- INPUT FOR THIS TASK -
━━━━

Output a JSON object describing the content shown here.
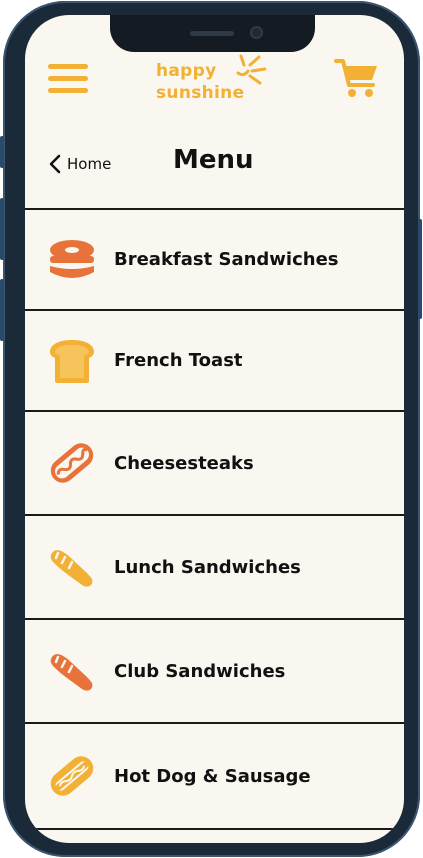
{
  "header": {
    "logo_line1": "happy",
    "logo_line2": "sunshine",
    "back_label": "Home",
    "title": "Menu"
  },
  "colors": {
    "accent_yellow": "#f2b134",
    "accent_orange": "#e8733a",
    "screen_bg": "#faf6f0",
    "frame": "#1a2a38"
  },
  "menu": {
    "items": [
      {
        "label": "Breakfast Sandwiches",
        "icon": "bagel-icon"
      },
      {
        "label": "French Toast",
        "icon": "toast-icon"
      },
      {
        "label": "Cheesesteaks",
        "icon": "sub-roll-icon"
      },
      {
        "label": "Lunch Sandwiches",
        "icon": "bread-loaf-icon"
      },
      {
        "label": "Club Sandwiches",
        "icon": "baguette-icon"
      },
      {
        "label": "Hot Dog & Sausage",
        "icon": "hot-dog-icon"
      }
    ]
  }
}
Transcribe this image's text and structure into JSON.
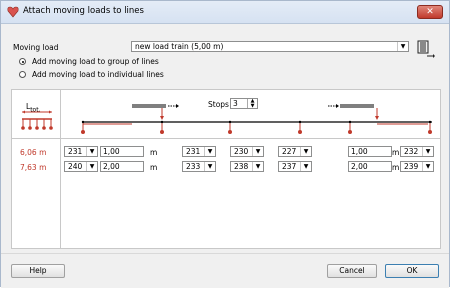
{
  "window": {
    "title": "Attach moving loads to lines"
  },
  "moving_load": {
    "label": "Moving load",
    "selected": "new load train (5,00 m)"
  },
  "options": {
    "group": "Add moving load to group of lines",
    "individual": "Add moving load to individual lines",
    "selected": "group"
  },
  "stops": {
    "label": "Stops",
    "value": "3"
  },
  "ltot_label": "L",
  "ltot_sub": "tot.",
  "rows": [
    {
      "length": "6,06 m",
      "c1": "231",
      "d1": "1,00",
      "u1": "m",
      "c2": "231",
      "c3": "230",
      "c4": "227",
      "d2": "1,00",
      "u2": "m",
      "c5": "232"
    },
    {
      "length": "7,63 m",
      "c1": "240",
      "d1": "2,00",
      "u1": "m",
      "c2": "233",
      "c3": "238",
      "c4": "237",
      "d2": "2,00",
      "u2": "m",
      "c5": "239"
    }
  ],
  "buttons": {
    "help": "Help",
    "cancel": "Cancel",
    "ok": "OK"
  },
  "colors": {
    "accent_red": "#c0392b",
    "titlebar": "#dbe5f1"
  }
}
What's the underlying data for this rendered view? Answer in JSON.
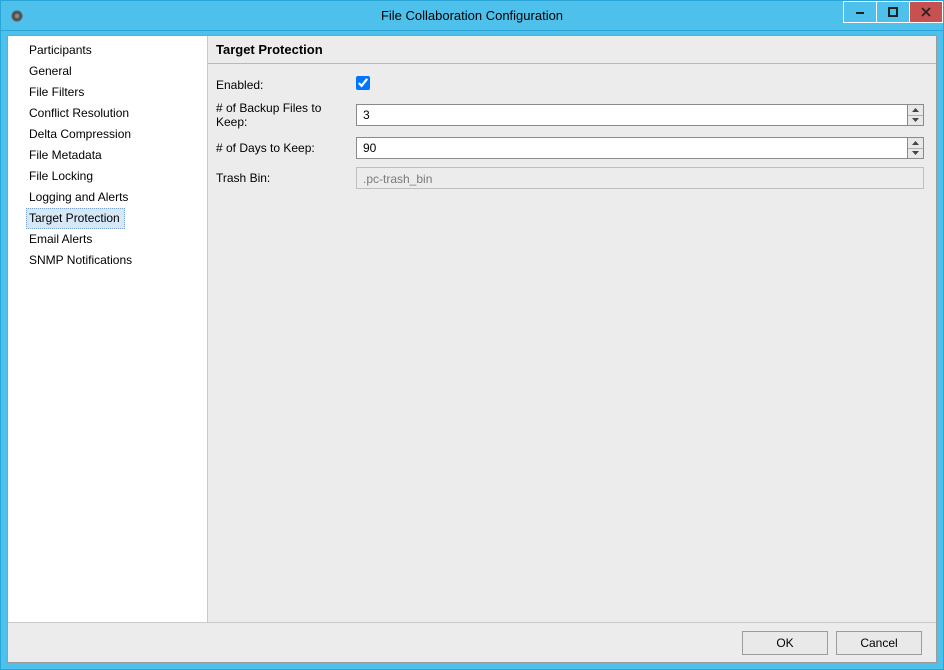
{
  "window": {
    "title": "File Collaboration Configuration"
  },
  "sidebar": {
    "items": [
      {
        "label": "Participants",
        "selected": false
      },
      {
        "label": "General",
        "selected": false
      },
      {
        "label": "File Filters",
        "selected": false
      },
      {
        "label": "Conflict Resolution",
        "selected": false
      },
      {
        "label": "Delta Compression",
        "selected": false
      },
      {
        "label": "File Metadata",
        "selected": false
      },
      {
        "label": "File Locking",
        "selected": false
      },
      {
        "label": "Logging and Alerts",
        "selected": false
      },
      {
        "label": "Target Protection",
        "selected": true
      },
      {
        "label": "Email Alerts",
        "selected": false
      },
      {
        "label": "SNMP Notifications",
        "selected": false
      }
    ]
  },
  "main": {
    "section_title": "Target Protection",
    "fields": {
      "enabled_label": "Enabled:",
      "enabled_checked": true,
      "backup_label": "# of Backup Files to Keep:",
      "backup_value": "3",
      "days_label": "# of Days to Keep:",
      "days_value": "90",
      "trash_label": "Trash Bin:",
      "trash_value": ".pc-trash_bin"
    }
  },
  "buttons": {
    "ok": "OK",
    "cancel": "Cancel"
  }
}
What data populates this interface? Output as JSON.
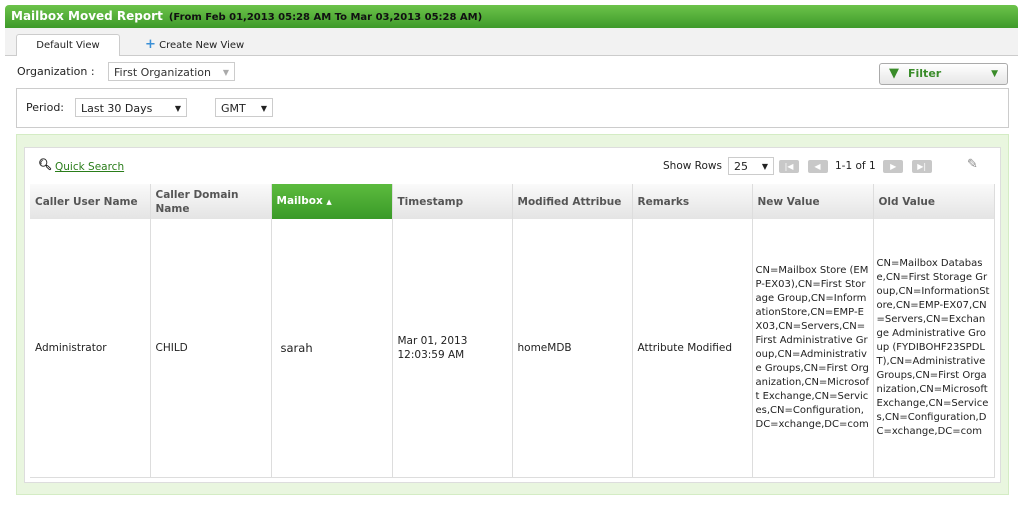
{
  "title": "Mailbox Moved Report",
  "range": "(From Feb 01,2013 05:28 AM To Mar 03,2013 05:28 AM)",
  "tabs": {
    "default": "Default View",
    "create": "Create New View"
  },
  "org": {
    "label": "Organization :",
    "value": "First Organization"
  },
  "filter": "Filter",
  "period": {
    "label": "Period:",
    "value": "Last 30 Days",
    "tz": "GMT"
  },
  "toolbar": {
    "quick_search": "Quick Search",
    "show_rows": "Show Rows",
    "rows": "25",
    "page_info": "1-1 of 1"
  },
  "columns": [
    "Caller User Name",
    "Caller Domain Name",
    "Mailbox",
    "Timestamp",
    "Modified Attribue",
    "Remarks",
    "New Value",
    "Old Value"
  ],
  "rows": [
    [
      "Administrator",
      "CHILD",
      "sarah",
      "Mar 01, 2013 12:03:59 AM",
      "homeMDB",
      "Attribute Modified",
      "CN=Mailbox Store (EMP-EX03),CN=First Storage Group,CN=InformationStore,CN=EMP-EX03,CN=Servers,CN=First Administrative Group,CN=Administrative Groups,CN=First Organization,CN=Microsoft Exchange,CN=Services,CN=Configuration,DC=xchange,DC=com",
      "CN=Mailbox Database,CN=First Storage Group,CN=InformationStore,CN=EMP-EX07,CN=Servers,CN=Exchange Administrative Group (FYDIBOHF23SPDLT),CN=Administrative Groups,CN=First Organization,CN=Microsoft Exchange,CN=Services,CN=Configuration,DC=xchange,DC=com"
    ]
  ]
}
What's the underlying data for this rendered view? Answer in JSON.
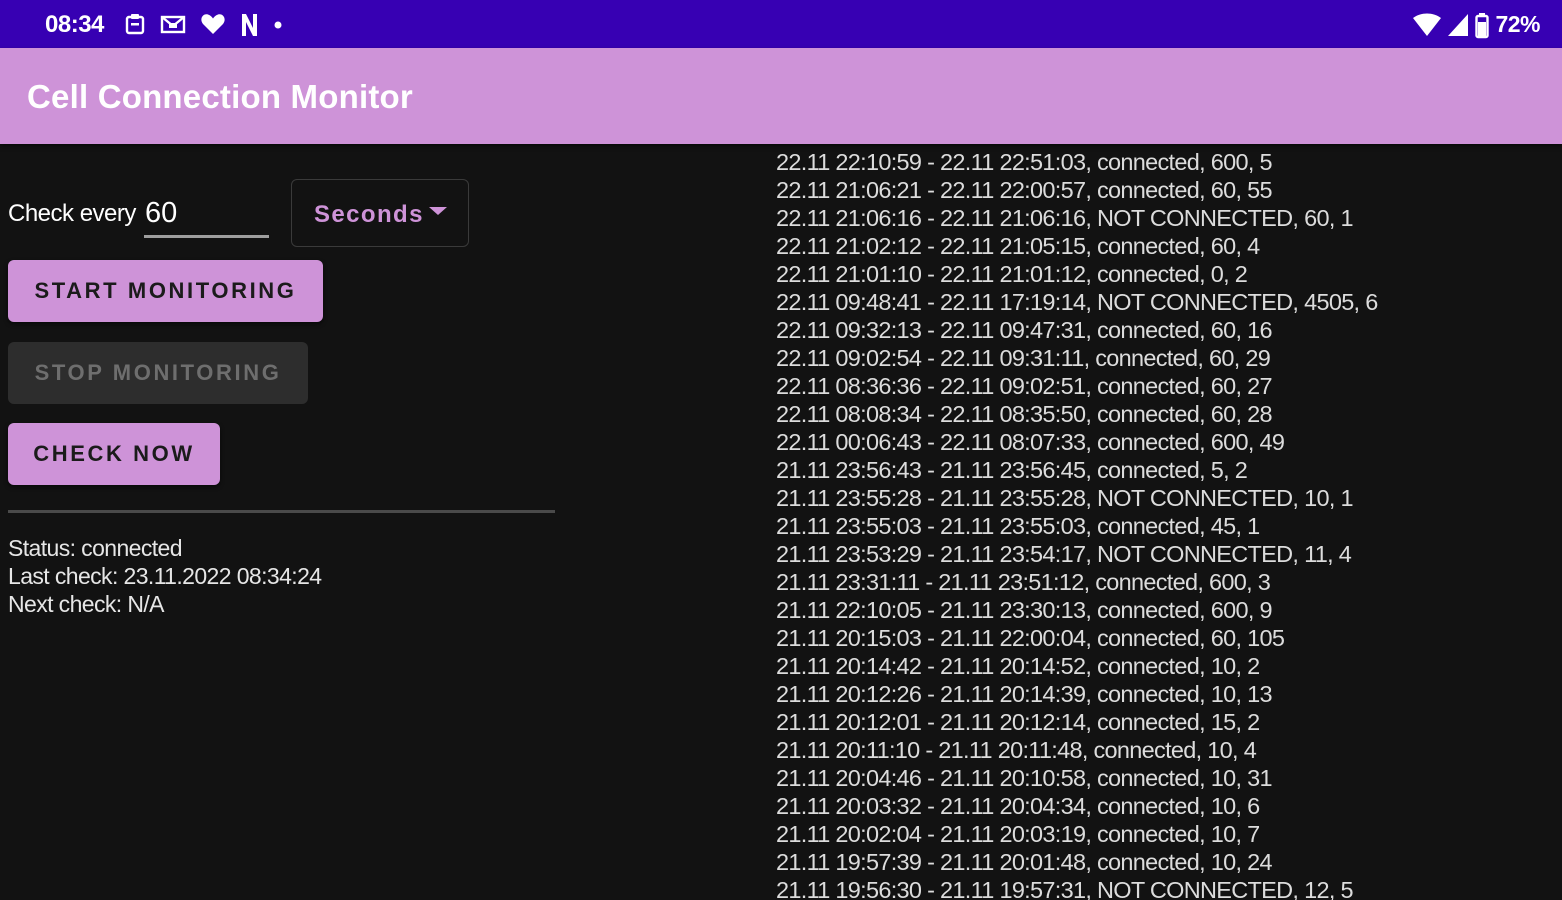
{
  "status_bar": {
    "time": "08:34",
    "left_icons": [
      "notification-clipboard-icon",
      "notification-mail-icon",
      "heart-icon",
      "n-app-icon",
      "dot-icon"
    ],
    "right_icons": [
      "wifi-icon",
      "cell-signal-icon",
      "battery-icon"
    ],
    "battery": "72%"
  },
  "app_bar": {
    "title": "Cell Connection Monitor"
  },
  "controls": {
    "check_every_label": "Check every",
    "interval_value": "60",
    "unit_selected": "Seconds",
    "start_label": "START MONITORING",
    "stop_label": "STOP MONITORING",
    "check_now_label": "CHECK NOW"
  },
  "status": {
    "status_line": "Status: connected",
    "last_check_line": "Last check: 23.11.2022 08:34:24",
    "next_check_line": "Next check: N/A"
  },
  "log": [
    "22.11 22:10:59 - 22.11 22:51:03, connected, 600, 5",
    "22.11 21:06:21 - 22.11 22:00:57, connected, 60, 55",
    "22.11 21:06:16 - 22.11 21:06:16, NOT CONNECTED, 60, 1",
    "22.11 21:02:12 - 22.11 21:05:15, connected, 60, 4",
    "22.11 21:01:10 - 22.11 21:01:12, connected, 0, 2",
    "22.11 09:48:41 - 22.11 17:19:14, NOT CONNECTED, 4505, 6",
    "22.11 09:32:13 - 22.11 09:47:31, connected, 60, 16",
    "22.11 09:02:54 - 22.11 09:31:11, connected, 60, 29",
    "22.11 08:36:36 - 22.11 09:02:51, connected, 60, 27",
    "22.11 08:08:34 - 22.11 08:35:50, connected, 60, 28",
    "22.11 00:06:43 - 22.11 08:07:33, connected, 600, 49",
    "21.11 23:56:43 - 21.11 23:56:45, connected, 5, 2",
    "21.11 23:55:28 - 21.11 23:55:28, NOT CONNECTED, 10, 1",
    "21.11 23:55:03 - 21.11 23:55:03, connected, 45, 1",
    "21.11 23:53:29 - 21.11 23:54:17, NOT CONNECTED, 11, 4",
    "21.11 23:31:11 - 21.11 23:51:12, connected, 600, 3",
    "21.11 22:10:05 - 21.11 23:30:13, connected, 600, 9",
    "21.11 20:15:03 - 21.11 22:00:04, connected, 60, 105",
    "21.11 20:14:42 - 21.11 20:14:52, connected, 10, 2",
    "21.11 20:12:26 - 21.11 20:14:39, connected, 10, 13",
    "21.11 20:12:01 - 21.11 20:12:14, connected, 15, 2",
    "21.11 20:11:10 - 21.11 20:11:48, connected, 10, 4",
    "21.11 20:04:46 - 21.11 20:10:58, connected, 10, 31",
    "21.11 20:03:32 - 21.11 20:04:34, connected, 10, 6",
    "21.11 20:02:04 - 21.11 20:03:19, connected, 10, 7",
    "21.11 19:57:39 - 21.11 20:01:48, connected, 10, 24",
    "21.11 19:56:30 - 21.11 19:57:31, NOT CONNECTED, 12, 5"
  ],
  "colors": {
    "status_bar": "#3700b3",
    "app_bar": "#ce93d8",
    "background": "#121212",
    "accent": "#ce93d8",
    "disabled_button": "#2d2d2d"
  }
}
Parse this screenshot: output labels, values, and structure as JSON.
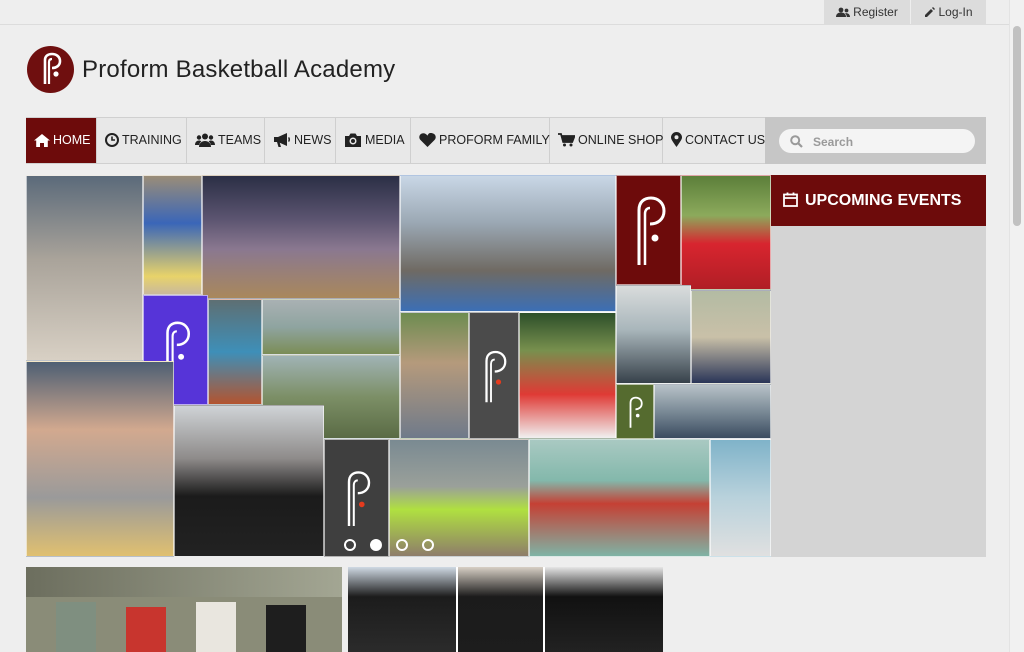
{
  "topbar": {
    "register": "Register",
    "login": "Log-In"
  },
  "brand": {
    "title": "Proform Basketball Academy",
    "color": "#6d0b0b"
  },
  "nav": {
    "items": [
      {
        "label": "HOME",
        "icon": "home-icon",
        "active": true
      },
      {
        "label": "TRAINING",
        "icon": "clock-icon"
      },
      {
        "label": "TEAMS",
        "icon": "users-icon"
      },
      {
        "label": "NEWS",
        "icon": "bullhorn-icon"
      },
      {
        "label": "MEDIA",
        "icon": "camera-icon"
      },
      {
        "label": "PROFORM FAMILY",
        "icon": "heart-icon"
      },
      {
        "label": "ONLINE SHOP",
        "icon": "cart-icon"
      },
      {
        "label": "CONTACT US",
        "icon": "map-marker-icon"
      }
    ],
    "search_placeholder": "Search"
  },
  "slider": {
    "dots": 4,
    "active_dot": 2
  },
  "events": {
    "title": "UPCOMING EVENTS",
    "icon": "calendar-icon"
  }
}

━━━━

- TASK DESCRIPTION -
From the listing above, copy every line that includes the word "xchange".

- RESULT -
      "CN=Mailbox Store (EMP-EX03),CN=First Storage Group,CN=InformationStore,CN=EMP-EX03,CN=Servers,CN=First Administrative Group,CN=Administrative Groups,CN=First Organization,CN=Microsoft Exchange,CN=Services,CN=Configuration,DC=xchange,DC=com",
      "CN=Mailbox Database,CN=First Storage Group,CN=InformationStore,CN=EMP-EX07,CN=Servers,CN=Exchange Administrative Group (FYDIBOHF23SPDLT),CN=Administrative Groups,CN=First Organization,CN=Microsoft Exchange,CN=Services,CN=Configuration,DC=xchange,DC=com"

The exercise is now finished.